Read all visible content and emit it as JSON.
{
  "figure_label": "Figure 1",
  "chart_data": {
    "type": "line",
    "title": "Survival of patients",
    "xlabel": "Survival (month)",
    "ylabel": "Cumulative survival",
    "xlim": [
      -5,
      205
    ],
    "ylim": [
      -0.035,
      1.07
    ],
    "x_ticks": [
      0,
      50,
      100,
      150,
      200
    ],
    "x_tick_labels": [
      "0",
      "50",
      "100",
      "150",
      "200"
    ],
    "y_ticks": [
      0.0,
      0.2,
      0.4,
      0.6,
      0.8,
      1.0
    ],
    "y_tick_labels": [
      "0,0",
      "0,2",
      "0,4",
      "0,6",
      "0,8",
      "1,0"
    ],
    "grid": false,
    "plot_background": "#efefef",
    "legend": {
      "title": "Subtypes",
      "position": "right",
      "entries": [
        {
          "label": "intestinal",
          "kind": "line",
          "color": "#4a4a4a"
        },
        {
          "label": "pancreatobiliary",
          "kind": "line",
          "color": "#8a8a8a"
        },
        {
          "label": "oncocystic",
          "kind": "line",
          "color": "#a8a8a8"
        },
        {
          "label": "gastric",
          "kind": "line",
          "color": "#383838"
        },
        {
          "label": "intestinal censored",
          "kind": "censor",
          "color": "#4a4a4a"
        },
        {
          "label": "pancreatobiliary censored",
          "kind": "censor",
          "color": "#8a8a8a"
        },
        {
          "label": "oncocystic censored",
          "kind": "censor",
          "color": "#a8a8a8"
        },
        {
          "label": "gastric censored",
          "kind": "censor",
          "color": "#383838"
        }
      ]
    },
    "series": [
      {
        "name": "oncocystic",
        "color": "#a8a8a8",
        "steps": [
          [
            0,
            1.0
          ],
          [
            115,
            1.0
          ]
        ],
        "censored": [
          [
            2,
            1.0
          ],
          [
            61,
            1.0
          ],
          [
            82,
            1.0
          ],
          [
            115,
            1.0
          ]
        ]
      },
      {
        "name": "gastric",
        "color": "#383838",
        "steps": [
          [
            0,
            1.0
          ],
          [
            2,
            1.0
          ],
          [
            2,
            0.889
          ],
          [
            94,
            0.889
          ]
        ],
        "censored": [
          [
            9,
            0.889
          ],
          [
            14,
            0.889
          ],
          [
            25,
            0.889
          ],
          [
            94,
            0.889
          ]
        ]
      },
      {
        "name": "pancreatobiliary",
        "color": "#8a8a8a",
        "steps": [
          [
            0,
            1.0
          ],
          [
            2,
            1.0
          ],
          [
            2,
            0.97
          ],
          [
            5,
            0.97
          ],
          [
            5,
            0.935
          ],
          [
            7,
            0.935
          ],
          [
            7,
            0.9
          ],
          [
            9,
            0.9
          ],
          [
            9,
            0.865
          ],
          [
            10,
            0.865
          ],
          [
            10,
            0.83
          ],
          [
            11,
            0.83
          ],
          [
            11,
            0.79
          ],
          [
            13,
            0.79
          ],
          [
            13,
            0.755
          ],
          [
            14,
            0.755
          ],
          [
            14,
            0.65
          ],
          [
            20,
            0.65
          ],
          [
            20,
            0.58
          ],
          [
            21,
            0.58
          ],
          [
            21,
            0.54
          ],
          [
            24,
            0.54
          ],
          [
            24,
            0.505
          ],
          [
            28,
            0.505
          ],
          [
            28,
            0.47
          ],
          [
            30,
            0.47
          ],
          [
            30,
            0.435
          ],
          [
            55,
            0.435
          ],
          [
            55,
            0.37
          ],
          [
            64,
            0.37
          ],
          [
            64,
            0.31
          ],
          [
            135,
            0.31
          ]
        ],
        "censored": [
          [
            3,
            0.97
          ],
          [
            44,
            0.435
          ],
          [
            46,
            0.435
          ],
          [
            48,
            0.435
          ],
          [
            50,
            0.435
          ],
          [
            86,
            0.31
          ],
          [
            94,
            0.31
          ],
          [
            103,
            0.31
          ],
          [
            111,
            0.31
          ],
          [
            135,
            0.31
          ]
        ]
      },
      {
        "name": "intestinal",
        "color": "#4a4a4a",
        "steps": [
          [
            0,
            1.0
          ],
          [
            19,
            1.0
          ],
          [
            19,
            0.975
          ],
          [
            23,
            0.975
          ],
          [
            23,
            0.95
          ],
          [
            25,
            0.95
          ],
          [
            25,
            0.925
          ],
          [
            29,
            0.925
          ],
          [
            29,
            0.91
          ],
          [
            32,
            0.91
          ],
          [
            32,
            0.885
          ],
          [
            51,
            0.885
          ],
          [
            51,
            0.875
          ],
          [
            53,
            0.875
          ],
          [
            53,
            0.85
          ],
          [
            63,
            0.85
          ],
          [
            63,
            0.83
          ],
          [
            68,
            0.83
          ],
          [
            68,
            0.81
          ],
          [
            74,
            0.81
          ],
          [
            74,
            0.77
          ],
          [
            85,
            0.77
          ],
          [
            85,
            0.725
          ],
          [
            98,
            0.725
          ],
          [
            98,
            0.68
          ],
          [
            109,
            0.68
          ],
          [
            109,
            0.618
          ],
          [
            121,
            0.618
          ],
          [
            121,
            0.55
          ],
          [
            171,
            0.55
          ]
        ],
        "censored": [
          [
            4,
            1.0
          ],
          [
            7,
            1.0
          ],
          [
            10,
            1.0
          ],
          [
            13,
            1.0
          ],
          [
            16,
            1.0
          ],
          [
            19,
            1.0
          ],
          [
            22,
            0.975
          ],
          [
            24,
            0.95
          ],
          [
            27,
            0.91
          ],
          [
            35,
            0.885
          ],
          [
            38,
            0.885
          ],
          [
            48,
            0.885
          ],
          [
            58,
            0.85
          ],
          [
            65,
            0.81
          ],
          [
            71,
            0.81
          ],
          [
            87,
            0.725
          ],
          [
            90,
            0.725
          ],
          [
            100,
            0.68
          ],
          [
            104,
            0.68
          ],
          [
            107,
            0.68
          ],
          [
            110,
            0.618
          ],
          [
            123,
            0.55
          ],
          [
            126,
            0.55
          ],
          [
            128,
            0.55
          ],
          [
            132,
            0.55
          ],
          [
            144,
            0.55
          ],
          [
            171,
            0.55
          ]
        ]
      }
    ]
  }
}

ACTIVITY –
Among the lines of the data, some may include "name" as a word or string; report how many, and nothing else.

ANSWER TO THIS TASK –
4